begin Exercise input

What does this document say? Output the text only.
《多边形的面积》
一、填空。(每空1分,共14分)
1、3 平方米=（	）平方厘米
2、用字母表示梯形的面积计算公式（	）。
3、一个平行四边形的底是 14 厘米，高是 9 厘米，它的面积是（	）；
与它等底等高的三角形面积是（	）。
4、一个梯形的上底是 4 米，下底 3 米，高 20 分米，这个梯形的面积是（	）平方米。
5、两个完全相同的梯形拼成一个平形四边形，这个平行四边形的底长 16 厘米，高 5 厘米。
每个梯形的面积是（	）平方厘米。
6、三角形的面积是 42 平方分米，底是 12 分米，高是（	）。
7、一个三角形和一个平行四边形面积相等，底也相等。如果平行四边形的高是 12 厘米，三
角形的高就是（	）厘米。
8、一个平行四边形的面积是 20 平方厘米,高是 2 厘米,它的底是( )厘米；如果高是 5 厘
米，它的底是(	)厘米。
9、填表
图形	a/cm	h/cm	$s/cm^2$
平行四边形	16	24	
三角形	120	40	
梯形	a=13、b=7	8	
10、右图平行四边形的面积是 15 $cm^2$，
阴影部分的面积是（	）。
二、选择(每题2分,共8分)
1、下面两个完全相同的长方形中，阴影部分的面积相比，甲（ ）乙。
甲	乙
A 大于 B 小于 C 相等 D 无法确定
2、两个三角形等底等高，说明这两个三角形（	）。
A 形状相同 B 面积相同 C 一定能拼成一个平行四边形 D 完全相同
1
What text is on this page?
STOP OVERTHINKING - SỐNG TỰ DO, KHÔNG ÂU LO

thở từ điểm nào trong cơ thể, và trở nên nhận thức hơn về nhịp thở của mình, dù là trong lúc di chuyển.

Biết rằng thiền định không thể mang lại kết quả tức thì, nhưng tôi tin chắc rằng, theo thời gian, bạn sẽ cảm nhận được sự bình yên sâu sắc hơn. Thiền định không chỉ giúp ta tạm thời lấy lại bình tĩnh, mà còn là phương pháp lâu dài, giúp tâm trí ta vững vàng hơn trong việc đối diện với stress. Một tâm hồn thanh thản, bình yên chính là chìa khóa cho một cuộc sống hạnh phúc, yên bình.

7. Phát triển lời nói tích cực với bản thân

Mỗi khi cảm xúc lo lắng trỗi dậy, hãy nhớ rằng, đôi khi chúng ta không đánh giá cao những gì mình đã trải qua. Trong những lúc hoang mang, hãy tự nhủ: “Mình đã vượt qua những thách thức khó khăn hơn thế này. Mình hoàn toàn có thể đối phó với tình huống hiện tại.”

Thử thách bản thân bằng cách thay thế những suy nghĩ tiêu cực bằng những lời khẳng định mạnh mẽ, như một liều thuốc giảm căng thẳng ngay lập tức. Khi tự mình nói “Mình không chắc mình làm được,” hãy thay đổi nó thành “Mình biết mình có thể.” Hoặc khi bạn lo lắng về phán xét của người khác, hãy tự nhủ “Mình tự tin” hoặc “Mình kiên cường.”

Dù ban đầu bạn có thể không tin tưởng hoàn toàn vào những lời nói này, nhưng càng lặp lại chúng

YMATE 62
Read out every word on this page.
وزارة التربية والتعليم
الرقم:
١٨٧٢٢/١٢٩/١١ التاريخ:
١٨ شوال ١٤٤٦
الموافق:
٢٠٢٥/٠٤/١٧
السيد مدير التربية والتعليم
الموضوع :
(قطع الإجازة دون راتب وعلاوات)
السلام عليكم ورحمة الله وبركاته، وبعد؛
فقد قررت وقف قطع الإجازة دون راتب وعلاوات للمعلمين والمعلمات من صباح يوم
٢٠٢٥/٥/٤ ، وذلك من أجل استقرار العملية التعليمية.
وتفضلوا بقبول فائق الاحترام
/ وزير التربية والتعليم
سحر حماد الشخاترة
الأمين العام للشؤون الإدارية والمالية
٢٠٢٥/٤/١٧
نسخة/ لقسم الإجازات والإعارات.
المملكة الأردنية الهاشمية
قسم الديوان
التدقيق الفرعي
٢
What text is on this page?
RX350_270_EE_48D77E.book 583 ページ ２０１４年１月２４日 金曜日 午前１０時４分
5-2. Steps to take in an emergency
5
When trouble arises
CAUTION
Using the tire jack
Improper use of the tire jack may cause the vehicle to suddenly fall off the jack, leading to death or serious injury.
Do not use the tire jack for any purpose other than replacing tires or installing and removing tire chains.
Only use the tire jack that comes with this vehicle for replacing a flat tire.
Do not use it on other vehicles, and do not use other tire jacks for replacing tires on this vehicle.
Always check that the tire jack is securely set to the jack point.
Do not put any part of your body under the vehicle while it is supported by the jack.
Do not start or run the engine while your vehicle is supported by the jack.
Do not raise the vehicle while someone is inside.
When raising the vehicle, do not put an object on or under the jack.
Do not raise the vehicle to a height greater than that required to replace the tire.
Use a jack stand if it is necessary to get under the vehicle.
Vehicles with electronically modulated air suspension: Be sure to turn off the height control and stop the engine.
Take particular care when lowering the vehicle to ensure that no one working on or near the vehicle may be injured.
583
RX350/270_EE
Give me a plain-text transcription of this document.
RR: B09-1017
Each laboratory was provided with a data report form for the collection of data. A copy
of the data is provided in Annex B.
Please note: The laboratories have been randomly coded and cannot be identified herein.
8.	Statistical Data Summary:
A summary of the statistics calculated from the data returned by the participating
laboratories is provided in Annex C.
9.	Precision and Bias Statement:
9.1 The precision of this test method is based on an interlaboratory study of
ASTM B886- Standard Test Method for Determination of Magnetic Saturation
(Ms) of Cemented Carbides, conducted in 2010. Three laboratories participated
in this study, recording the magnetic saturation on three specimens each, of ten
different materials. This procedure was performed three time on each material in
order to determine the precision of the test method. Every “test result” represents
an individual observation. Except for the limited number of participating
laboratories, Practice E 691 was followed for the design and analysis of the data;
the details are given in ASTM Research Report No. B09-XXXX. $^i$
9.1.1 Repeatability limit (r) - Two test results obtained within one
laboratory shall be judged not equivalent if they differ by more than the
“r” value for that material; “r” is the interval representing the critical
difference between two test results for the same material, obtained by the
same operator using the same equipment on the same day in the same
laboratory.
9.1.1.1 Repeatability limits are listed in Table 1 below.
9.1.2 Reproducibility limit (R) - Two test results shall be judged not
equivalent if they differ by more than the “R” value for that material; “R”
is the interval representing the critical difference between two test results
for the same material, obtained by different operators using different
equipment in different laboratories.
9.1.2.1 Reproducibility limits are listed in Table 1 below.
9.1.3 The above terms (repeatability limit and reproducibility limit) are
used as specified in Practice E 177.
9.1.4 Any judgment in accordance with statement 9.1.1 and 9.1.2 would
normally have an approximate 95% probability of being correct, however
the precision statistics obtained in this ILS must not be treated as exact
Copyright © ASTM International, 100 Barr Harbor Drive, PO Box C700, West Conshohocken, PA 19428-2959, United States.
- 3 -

end Exercise input

=== Exercise task ===
Copy out each line that contains the word "value".

=== Output for this exercise ===
“r” value for that material; “r” is the interval representing the critical
equivalent if they differ by more than the “R” value for that material; “R”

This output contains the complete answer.